=== Required task ===
Scan the records and identify every line in which the string "Маяковского" occurs, then return those lines.

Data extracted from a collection

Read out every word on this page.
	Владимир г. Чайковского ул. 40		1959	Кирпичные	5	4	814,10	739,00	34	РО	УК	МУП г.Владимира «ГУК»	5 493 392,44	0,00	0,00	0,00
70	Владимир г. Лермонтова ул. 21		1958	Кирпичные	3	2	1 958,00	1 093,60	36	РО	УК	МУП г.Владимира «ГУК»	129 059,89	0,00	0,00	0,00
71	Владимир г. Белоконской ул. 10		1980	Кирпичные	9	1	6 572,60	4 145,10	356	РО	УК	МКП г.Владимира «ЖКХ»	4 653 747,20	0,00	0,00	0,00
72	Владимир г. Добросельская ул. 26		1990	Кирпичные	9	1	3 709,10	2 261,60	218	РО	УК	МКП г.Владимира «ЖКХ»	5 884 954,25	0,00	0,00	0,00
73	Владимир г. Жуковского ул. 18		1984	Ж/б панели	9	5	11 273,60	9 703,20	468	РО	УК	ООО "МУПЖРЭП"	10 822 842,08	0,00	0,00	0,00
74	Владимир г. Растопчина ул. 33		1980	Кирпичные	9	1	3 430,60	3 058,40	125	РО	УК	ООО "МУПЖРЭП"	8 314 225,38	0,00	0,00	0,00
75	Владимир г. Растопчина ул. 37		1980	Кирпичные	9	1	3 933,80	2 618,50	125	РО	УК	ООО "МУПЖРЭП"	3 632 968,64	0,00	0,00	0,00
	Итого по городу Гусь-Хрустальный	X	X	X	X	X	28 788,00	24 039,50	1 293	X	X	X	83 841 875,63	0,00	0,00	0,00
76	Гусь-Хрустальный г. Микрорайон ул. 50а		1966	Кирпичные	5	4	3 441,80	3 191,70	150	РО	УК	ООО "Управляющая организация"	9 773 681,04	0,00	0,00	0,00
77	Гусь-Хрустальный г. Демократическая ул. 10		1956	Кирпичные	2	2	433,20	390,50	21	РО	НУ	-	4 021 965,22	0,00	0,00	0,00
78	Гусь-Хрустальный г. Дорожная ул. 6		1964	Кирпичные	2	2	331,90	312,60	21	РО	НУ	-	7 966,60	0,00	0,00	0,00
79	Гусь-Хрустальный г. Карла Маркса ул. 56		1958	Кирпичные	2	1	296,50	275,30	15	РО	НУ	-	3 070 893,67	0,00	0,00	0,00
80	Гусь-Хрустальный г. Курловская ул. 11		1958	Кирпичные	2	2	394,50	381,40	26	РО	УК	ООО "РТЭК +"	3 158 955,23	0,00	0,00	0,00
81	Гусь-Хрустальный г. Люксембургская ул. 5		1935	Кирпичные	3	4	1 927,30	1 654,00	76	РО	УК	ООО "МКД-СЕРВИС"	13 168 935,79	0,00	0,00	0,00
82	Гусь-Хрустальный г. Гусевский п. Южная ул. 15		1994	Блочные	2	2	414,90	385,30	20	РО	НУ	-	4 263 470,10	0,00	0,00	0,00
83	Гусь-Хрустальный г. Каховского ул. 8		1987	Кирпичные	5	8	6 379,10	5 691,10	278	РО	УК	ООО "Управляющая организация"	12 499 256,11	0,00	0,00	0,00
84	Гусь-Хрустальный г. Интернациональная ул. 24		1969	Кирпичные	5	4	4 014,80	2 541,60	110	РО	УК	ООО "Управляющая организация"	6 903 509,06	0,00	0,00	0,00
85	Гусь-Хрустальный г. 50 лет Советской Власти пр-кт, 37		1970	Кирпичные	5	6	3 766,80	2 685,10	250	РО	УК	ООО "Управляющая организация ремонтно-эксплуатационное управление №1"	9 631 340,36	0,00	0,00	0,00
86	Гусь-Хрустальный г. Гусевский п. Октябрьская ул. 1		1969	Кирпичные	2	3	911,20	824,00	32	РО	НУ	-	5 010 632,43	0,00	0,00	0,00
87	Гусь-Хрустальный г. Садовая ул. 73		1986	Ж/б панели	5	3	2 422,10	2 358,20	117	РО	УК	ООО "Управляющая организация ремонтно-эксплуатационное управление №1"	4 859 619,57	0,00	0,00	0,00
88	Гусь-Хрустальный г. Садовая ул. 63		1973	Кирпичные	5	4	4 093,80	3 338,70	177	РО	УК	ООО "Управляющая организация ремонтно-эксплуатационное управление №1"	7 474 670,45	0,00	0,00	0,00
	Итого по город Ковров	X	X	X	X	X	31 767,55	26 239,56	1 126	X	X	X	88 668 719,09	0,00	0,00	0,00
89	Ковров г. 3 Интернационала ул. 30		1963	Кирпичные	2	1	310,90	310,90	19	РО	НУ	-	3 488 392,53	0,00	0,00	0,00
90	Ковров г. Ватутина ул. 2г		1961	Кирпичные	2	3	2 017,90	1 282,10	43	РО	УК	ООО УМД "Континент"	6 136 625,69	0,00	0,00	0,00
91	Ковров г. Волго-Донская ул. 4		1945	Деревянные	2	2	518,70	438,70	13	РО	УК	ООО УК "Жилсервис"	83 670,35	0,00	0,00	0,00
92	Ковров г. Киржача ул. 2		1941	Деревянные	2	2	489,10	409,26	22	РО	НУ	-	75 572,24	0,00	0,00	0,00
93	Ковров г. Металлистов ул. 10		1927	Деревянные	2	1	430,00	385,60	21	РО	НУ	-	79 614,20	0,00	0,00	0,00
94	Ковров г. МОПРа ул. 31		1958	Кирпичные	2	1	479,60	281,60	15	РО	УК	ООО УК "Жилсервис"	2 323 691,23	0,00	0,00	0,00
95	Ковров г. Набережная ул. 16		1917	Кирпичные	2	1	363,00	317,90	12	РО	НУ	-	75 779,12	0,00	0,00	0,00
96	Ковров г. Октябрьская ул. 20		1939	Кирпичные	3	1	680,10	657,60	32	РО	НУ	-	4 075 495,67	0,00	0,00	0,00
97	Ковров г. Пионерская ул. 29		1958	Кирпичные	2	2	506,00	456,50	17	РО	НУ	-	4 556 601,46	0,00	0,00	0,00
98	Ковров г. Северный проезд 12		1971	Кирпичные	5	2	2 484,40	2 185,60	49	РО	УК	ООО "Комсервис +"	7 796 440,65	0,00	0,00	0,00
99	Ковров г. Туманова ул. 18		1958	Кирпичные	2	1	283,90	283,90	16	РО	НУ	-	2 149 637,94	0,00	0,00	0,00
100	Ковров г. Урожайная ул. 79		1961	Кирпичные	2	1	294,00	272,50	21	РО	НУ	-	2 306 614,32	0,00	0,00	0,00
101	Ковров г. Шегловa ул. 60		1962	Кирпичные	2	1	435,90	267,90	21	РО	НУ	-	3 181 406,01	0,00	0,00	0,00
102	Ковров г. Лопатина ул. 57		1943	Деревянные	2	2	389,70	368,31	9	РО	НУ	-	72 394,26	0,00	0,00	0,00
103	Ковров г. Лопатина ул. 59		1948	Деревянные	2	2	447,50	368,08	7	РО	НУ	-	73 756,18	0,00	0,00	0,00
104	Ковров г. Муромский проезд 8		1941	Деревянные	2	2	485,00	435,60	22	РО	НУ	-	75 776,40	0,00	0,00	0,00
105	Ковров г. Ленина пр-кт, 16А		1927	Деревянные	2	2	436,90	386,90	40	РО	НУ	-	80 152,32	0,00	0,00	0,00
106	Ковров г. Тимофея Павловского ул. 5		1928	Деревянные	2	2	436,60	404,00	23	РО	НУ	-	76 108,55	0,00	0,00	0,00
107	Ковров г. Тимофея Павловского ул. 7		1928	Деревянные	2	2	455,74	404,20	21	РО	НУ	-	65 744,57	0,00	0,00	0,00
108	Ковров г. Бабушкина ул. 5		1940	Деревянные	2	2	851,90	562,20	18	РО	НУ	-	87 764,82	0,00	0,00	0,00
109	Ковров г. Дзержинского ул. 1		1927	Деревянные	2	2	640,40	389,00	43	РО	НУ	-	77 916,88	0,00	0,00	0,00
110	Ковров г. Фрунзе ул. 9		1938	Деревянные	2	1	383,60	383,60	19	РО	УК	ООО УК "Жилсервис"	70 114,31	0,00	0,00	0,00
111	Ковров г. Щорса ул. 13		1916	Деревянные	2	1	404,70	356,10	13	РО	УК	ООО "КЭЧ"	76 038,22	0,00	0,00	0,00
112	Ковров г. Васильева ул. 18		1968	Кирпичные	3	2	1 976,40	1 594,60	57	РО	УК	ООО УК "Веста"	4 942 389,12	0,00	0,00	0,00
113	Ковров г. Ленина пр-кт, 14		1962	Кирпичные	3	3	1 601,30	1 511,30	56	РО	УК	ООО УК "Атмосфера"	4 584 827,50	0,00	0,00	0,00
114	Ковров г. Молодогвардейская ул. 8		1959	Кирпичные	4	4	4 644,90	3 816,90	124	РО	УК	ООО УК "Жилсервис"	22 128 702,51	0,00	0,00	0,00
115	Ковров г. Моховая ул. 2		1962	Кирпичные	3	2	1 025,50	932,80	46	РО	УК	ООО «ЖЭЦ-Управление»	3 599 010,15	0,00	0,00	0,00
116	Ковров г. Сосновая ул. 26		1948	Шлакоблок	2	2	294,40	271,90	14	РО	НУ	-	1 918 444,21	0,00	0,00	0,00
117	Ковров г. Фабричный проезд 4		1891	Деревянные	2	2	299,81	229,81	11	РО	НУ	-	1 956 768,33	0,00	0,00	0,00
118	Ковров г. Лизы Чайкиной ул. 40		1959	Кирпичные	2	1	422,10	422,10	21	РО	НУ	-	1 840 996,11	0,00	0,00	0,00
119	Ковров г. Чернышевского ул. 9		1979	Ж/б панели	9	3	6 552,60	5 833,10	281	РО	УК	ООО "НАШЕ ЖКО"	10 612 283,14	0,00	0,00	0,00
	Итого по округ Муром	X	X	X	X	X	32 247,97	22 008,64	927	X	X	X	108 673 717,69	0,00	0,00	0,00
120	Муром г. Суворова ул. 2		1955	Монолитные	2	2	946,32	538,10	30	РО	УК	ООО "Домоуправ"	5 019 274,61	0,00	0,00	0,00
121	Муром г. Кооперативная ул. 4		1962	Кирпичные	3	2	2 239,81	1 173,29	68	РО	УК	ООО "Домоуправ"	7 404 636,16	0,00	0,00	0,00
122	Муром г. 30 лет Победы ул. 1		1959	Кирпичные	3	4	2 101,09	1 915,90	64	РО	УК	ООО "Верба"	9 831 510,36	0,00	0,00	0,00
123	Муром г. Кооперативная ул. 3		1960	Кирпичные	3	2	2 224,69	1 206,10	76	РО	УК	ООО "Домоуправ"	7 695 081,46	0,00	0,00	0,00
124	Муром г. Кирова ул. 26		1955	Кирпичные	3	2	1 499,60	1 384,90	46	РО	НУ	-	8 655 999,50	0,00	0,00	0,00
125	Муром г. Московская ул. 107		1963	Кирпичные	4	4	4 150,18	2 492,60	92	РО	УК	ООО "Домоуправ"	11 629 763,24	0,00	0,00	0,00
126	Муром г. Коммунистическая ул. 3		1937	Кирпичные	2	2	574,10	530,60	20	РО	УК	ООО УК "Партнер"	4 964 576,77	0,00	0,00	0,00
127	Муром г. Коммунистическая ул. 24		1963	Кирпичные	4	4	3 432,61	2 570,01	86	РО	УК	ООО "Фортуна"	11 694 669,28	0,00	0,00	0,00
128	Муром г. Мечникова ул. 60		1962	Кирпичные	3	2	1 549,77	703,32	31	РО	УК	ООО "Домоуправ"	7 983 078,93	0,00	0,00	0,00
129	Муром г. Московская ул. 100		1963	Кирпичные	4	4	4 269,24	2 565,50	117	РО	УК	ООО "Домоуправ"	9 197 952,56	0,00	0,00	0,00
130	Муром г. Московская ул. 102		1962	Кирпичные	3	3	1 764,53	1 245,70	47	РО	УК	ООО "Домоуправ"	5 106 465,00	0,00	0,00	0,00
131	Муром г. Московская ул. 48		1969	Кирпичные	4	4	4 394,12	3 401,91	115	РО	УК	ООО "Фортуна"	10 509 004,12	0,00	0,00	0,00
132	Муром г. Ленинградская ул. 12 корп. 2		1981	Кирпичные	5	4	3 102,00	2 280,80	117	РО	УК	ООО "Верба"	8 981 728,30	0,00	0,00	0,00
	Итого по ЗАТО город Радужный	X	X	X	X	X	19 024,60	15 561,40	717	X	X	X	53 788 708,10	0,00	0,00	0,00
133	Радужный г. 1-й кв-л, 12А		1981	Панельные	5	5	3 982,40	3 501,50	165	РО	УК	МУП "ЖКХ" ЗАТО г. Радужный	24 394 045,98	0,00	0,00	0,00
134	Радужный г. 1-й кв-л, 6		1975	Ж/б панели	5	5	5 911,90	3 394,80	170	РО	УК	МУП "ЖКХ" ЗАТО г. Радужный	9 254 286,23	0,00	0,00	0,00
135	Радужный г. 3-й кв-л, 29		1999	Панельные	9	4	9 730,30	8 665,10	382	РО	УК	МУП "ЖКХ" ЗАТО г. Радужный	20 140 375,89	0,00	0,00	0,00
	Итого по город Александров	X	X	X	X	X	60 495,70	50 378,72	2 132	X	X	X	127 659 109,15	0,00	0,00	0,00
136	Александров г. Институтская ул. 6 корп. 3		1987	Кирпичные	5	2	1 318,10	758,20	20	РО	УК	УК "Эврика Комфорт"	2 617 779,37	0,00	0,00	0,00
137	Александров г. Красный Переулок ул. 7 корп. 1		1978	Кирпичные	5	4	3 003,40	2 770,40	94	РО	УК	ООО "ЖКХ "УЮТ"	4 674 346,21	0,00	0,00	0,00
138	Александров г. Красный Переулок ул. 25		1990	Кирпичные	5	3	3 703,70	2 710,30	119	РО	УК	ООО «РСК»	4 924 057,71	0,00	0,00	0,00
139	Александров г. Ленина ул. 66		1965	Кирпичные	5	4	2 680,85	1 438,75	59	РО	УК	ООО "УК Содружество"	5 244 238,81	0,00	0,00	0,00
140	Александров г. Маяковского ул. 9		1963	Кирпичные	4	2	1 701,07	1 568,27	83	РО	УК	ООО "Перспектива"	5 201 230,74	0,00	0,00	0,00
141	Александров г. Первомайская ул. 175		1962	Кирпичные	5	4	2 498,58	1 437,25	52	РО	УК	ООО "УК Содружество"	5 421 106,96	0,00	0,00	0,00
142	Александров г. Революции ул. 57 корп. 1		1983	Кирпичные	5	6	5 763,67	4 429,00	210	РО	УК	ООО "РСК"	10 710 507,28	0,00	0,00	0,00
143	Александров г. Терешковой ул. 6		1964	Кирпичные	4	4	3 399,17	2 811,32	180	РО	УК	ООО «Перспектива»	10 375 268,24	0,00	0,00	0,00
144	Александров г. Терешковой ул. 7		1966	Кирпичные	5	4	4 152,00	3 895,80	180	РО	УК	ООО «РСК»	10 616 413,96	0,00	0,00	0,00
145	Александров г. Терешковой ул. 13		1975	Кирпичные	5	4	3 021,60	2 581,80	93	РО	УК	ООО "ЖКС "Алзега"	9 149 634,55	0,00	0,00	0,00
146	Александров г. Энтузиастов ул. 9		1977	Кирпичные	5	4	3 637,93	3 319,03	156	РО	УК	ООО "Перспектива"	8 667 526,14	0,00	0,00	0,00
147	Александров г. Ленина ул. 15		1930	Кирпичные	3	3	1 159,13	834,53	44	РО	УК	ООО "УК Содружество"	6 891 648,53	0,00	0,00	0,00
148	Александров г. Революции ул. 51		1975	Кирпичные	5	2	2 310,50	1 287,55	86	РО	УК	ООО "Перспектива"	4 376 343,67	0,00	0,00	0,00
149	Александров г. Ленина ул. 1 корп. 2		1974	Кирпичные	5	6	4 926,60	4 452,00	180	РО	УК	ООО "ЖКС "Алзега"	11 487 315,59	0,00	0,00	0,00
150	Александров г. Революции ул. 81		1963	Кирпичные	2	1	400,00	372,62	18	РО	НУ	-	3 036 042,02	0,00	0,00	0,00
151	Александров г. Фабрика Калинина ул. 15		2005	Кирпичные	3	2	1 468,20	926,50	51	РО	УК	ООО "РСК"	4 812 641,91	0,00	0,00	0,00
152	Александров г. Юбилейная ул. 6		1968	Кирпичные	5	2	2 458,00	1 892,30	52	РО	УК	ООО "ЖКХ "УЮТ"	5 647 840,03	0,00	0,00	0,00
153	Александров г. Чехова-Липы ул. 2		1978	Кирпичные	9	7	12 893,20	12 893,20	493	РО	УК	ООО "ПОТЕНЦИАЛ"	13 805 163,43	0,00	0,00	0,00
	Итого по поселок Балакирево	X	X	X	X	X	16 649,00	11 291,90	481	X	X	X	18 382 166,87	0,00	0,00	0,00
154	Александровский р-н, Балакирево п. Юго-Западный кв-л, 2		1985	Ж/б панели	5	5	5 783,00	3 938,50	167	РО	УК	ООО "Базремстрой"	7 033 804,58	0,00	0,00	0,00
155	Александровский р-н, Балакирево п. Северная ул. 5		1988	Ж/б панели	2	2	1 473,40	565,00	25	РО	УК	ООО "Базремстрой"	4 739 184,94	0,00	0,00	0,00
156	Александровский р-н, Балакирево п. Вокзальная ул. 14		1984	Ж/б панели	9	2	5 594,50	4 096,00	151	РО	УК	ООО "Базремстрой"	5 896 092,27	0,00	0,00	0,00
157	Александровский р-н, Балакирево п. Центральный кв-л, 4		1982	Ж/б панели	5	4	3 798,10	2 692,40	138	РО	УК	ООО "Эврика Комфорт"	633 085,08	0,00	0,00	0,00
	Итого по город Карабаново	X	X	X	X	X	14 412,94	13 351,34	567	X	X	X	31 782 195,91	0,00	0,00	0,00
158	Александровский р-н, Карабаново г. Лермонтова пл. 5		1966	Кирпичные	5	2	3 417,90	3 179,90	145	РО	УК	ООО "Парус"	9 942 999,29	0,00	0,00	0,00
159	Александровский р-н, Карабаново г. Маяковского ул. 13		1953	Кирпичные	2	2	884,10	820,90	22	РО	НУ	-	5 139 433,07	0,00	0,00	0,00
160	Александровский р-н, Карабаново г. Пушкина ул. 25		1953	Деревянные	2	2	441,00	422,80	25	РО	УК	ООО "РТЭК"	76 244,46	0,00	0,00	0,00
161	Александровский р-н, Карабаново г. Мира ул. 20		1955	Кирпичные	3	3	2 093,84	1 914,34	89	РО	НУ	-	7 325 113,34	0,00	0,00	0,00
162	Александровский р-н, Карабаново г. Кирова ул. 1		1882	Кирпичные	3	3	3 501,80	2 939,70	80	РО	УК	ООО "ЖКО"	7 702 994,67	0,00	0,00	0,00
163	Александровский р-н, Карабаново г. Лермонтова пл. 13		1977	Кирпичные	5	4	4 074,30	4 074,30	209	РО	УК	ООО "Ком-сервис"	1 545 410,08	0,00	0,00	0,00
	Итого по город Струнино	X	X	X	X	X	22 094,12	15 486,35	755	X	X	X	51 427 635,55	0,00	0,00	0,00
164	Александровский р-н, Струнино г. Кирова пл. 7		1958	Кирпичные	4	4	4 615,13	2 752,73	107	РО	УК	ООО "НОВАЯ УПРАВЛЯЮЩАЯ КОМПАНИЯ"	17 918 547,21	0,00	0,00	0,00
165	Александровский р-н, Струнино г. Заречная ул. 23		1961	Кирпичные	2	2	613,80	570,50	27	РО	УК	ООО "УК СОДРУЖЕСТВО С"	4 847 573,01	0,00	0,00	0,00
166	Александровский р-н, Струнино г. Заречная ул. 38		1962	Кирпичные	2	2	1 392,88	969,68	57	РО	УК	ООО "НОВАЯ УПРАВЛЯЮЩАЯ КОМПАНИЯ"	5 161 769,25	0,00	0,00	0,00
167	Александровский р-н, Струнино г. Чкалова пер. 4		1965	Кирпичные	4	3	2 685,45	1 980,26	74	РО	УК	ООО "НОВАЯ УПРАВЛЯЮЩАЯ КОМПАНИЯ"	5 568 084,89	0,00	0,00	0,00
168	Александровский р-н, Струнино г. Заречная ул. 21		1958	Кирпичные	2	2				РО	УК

=== Task answer ===
140	Александров г. Маяковского ул. 9		1963	Кирпичные	4	2	1 701,07	1 568,27	83	РО	УК	ООО "Перспектива"	5 201 230,74	0,00	0,00	0,00
159	Александровский р-н, Карабаново г. Маяковского ул. 13		1953	Кирпичные	2	2	884,10	820,90	22	РО	НУ	-	5 139 433,07	0,00	0,00	0,00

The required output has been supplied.